(Data excerpts)
## Begin
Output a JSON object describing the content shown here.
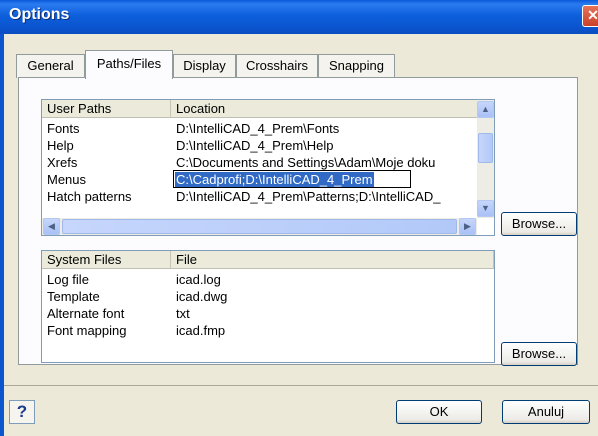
{
  "window": {
    "title": "Options"
  },
  "tabs": [
    {
      "label": "General"
    },
    {
      "label": "Paths/Files"
    },
    {
      "label": "Display"
    },
    {
      "label": "Crosshairs"
    },
    {
      "label": "Snapping"
    }
  ],
  "active_tab": "Paths/Files",
  "user_paths": {
    "headers": [
      "User Paths",
      "Location"
    ],
    "rows": [
      {
        "name": "Fonts",
        "location": "D:\\IntelliCAD_4_Prem\\Fonts"
      },
      {
        "name": "Help",
        "location": "D:\\IntelliCAD_4_Prem\\Help"
      },
      {
        "name": "Xrefs",
        "location": "C:\\Documents and Settings\\Adam\\Moje doku"
      },
      {
        "name": "Menus",
        "location": "C:\\Cadprofi;D:\\IntelliCAD_4_Prem"
      },
      {
        "name": "Hatch patterns",
        "location": "D:\\IntelliCAD_4_Prem\\Patterns;D:\\IntelliCAD_"
      }
    ],
    "editing_row": "Menus"
  },
  "system_files": {
    "headers": [
      "System Files",
      "File"
    ],
    "rows": [
      {
        "name": "Log file",
        "file": "icad.log"
      },
      {
        "name": "Template",
        "file": "icad.dwg"
      },
      {
        "name": "Alternate font",
        "file": "txt"
      },
      {
        "name": "Font mapping",
        "file": "icad.fmp"
      }
    ]
  },
  "buttons": {
    "browse_top": "Browse...",
    "browse_bottom": "Browse...",
    "ok": "OK",
    "cancel": "Anuluj",
    "help": "?"
  },
  "icons": {
    "close": "close-icon",
    "scroll_up": "arrow-up-icon",
    "scroll_down": "arrow-down-icon",
    "scroll_left": "arrow-left-icon",
    "scroll_right": "arrow-right-icon"
  },
  "colors": {
    "titlebar": "#0b55cf",
    "selection": "#316ac5",
    "dialog_bg": "#ece9d8"
  }
}
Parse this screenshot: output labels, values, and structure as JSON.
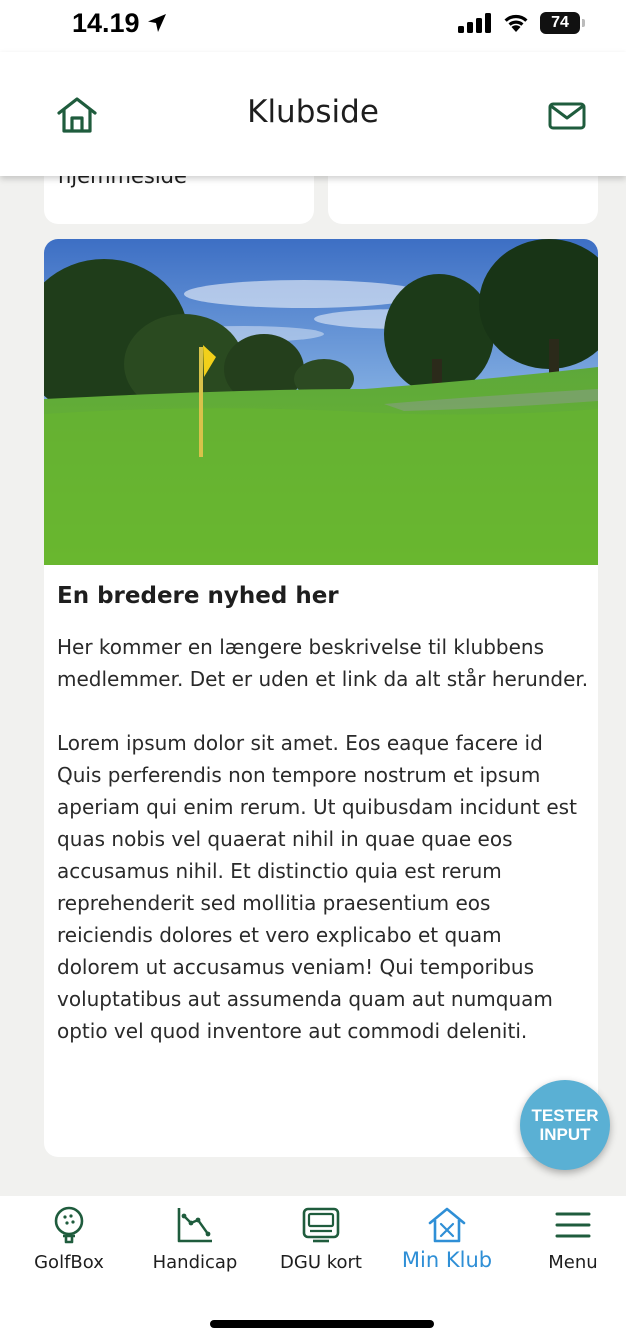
{
  "status_bar": {
    "time": "14.19",
    "battery": "74"
  },
  "header": {
    "title": "Klubside"
  },
  "cards": {
    "top_left_text": "hjemmeside"
  },
  "news": {
    "title": "En bredere nyhed her",
    "body": "Her kommer en længere beskrivelse til klubbens medlemmer. Det er uden et link da alt står herunder.\n\nLorem ipsum dolor sit amet. Eos eaque facere id Quis perferendis non tempore nostrum et ipsum aperiam qui enim rerum. Ut quibusdam incidunt est quas nobis vel quaerat nihil in quae quae eos accusamus nihil. Et distinctio quia est rerum reprehenderit sed mollitia praesentium eos reiciendis dolores et vero explicabo et quam dolorem ut accusamus veniam! Qui temporibus voluptatibus aut assumenda quam aut numquam optio vel quod inventore aut commodi deleniti."
  },
  "fab": {
    "line1": "TESTER",
    "line2": "INPUT"
  },
  "tab_bar": {
    "items": [
      {
        "label": "GolfBox",
        "icon": "golf-ball-icon"
      },
      {
        "label": "Handicap",
        "icon": "handicap-chart-icon"
      },
      {
        "label": "DGU kort",
        "icon": "card-icon"
      },
      {
        "label": "Min Klub",
        "icon": "club-house-icon",
        "active": true
      },
      {
        "label": "Menu",
        "icon": "hamburger-icon"
      }
    ]
  },
  "colors": {
    "brand_green": "#1f5c3d",
    "active_blue": "#2f8fd6",
    "fab_blue": "#5ab0d4",
    "background": "#f1f1ef"
  }
}
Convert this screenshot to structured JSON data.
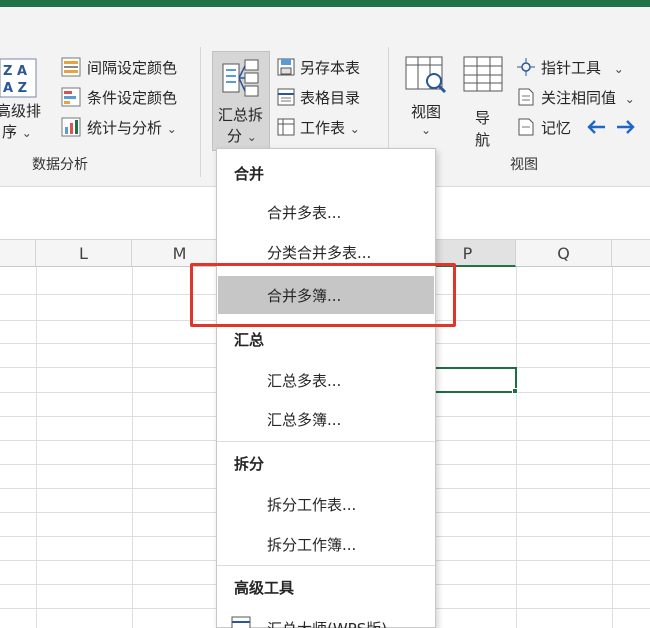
{
  "ribbon": {
    "sort_large": {
      "line1": "高级排",
      "line2": "序"
    },
    "data_group": {
      "interval_color": "间隔设定颜色",
      "condition_color": "条件设定颜色",
      "stats_analysis": "统计与分析",
      "group_label": "数据分析"
    },
    "summary_split": {
      "line1": "汇总拆",
      "line2": "分"
    },
    "sheet_group": {
      "save_as": "另存本表",
      "toc": "表格目录",
      "worksheet": "工作表"
    },
    "view_group": {
      "view": "视图",
      "nav_line1": "导",
      "nav_line2": "航",
      "pointer_tool": "指针工具",
      "focus_same": "关注相同值",
      "memo": "记忆",
      "group_label": "视图"
    }
  },
  "grid": {
    "columns": [
      "L",
      "M",
      "P",
      "Q"
    ]
  },
  "menu": {
    "merge_header": "合并",
    "merge_sheets": "合并多表...",
    "classify_merge": "分类合并多表...",
    "merge_books": "合并多簿...",
    "summary_header": "汇总",
    "summary_sheets": "汇总多表...",
    "summary_books": "汇总多簿...",
    "split_header": "拆分",
    "split_sheet": "拆分工作表...",
    "split_book": "拆分工作簿...",
    "advanced_header": "高级工具",
    "master_item": "汇总大师(WPS版)"
  },
  "colors": {
    "accent": "#217346",
    "highlight": "#c6c6c6",
    "annotation": "#e0352b"
  }
}
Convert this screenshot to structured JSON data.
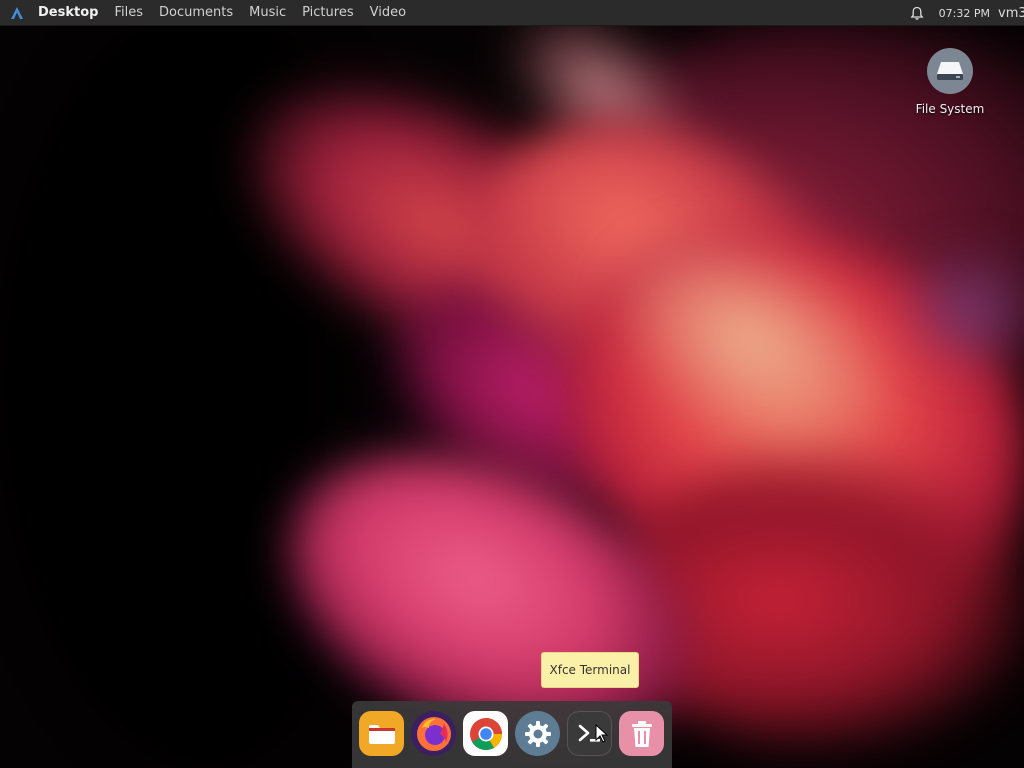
{
  "top_panel": {
    "places": [
      "Desktop",
      "Files",
      "Documents",
      "Music",
      "Pictures",
      "Video"
    ],
    "clock": "07:32 PM",
    "user": "vm3"
  },
  "desktop_icons": [
    {
      "label": "File System",
      "icon": "drive-harddisk-icon"
    }
  ],
  "tooltip": {
    "text": "Xfce Terminal"
  },
  "dock": {
    "items": [
      {
        "name": "files",
        "icon": "folder-icon",
        "color": "#f0a826"
      },
      {
        "name": "firefox",
        "icon": "firefox-icon",
        "color": "#3b1f63"
      },
      {
        "name": "chrome",
        "icon": "chrome-icon",
        "color": "#ffffff"
      },
      {
        "name": "settings",
        "icon": "gear-icon",
        "color": "#5e7c94"
      },
      {
        "name": "terminal",
        "icon": "terminal-icon",
        "color": "#3a3a3a"
      },
      {
        "name": "trash",
        "icon": "trash-icon",
        "color": "#e890a8"
      }
    ]
  },
  "colors": {
    "panel_bg": "#2b2b2b",
    "accent_blue": "#3f8fd8",
    "tooltip_bg": "#fbf0a8"
  }
}
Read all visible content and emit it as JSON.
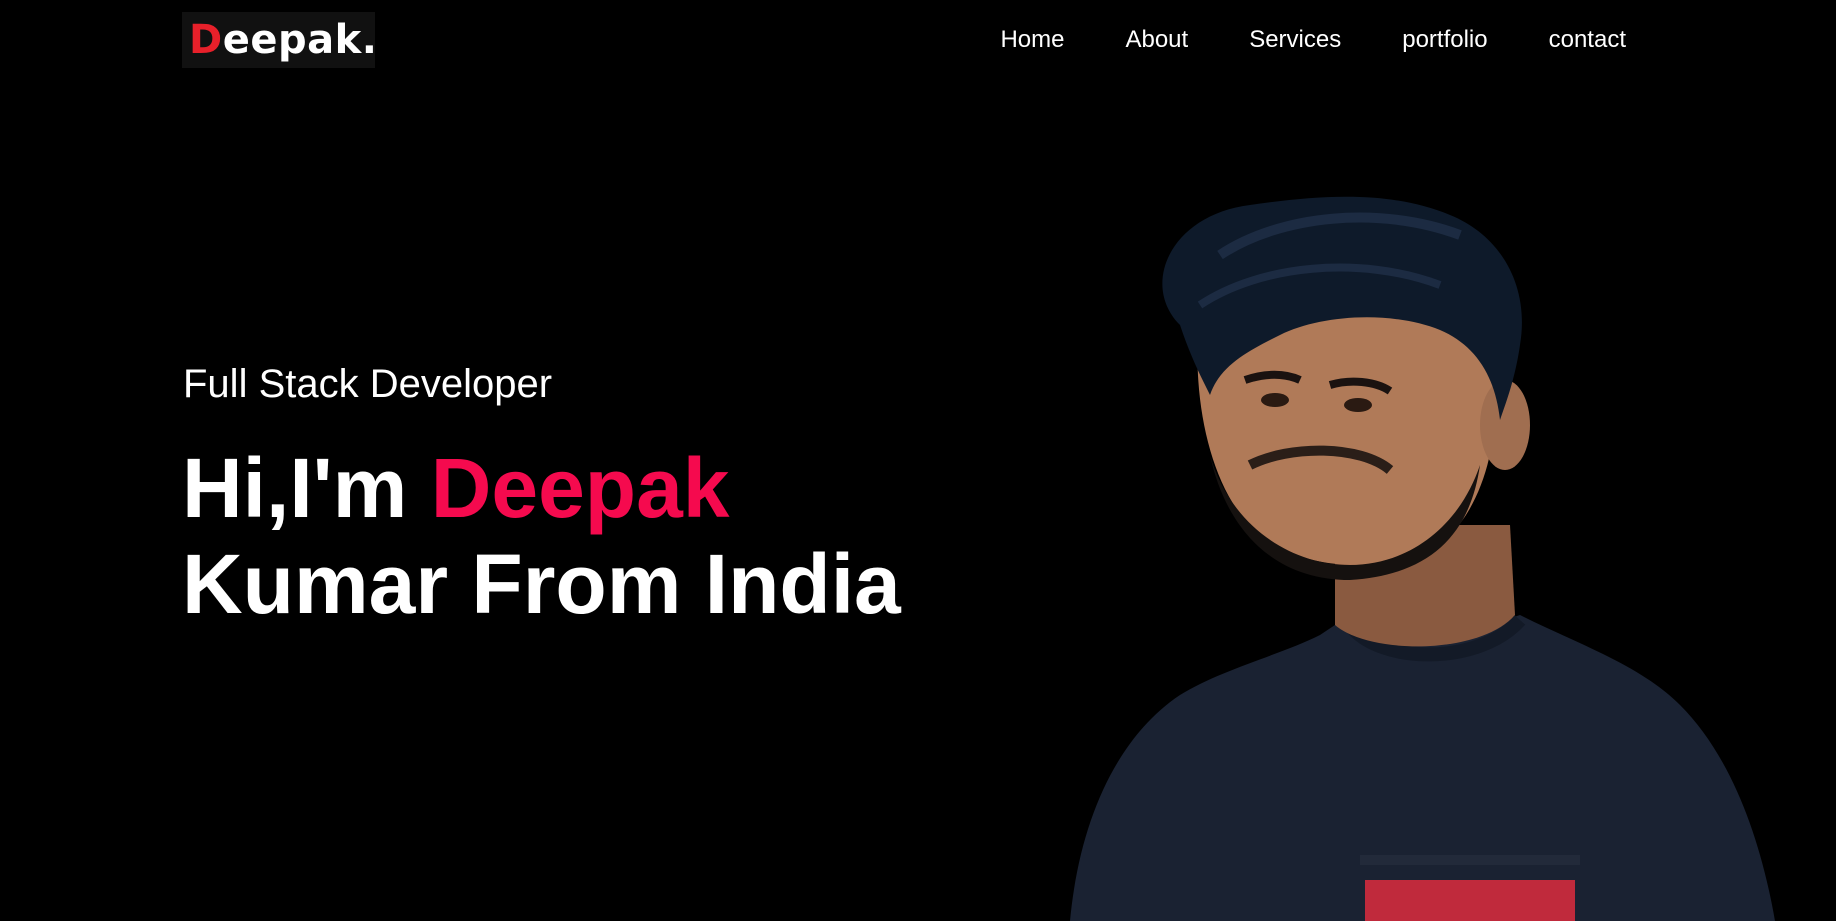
{
  "logo": {
    "first_letter": "D",
    "rest": "eepak."
  },
  "nav": {
    "items": [
      {
        "label": "Home"
      },
      {
        "label": "About"
      },
      {
        "label": "Services"
      },
      {
        "label": "portfolio"
      },
      {
        "label": "contact"
      }
    ]
  },
  "hero": {
    "subtitle": "Full Stack Developer",
    "greeting": "Hi,I'm",
    "name_highlight": "Deepak",
    "line2": "Kumar From India",
    "portrait_icon": "person-portrait-icon"
  },
  "colors": {
    "background": "#000000",
    "accent": "#f50a4e",
    "logo_accent": "#e8202a",
    "text": "#ffffff"
  }
}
## End
(Task objective) Beginning with the line with "Read all visible content and emit it as JSON.", repeat the entries above exactly, up to and including the last line, leaving out pictures.

(Result)
Read all visible content and emit it as JSON.
{
  "logo": {
    "first_letter": "D",
    "rest": "eepak."
  },
  "nav": {
    "items": [
      {
        "label": "Home"
      },
      {
        "label": "About"
      },
      {
        "label": "Services"
      },
      {
        "label": "portfolio"
      },
      {
        "label": "contact"
      }
    ]
  },
  "hero": {
    "subtitle": "Full Stack Developer",
    "greeting": "Hi,I'm",
    "name_highlight": "Deepak",
    "line2": "Kumar From India",
    "portrait_icon": "person-portrait-icon"
  },
  "colors": {
    "background": "#000000",
    "accent": "#f50a4e",
    "logo_accent": "#e8202a",
    "text": "#ffffff"
  }
}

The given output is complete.